SUPPLIED MATERIAL
___
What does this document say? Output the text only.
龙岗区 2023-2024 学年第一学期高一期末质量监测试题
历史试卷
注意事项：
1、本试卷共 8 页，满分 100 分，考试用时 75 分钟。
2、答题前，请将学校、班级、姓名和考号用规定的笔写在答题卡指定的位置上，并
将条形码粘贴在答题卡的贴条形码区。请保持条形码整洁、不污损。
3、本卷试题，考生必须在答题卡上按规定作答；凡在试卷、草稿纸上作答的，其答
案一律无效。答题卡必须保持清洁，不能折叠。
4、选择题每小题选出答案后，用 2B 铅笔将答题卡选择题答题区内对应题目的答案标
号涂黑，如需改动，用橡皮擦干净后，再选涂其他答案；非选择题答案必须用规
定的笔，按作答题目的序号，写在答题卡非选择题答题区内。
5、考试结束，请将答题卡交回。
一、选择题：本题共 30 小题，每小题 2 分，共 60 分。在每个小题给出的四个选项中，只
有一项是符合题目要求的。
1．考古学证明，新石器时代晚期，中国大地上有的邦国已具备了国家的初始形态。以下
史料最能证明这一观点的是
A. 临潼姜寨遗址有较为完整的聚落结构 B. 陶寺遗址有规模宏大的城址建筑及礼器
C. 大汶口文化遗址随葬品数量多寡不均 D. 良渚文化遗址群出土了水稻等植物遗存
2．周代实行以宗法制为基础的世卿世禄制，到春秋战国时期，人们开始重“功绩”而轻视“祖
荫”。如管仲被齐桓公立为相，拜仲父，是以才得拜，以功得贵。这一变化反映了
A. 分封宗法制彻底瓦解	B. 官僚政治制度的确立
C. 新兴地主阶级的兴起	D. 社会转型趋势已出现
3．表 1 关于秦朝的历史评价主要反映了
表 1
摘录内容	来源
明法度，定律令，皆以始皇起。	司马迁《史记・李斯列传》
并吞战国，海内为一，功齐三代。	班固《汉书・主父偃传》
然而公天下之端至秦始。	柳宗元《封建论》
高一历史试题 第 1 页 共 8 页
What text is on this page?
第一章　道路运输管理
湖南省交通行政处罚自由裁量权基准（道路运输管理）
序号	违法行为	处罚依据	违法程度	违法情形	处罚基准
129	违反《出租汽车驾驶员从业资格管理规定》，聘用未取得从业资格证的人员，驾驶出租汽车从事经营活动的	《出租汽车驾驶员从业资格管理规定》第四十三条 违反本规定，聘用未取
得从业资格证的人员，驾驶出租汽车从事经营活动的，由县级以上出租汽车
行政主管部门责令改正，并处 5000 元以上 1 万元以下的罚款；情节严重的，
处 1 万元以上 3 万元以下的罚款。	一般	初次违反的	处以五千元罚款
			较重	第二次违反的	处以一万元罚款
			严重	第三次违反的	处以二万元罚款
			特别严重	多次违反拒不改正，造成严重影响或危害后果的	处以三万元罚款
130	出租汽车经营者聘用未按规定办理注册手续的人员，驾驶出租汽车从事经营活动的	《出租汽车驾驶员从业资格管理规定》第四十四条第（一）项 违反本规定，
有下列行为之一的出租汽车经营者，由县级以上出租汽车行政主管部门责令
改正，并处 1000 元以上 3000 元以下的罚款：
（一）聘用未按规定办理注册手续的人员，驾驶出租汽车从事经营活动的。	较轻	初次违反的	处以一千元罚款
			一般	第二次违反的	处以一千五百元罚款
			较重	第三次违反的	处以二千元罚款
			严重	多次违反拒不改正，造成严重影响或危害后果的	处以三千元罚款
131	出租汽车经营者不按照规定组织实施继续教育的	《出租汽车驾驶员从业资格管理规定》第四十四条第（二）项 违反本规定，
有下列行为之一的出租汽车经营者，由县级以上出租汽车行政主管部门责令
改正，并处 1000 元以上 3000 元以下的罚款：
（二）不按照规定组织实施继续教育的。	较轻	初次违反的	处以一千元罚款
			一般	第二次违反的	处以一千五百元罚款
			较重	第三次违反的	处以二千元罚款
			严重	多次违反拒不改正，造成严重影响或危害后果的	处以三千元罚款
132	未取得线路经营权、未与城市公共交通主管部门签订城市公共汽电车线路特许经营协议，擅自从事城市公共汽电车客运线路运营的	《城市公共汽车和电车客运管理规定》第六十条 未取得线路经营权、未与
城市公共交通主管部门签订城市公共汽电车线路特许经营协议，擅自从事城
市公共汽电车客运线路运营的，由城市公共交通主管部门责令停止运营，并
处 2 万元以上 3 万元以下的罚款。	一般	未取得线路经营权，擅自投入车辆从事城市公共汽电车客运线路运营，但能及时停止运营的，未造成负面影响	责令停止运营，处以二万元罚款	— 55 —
___
TASK BRIEF
Copy out each line of the records that holds the string "违反本规定".

REPLY
129	违反《出租汽车驾驶员从业资格管理规定》，聘用未取得从业资格证的人员，驾驶出租汽车从事经营活动的	《出租汽车驾驶员从业资格管理规定》第四十三条 违反本规定，聘用未取
130	出租汽车经营者聘用未按规定办理注册手续的人员，驾驶出租汽车从事经营活动的	《出租汽车驾驶员从业资格管理规定》第四十四条第（一）项 违反本规定，
131	出租汽车经营者不按照规定组织实施继续教育的	《出租汽车驾驶员从业资格管理规定》第四十四条第（二）项 违反本规定，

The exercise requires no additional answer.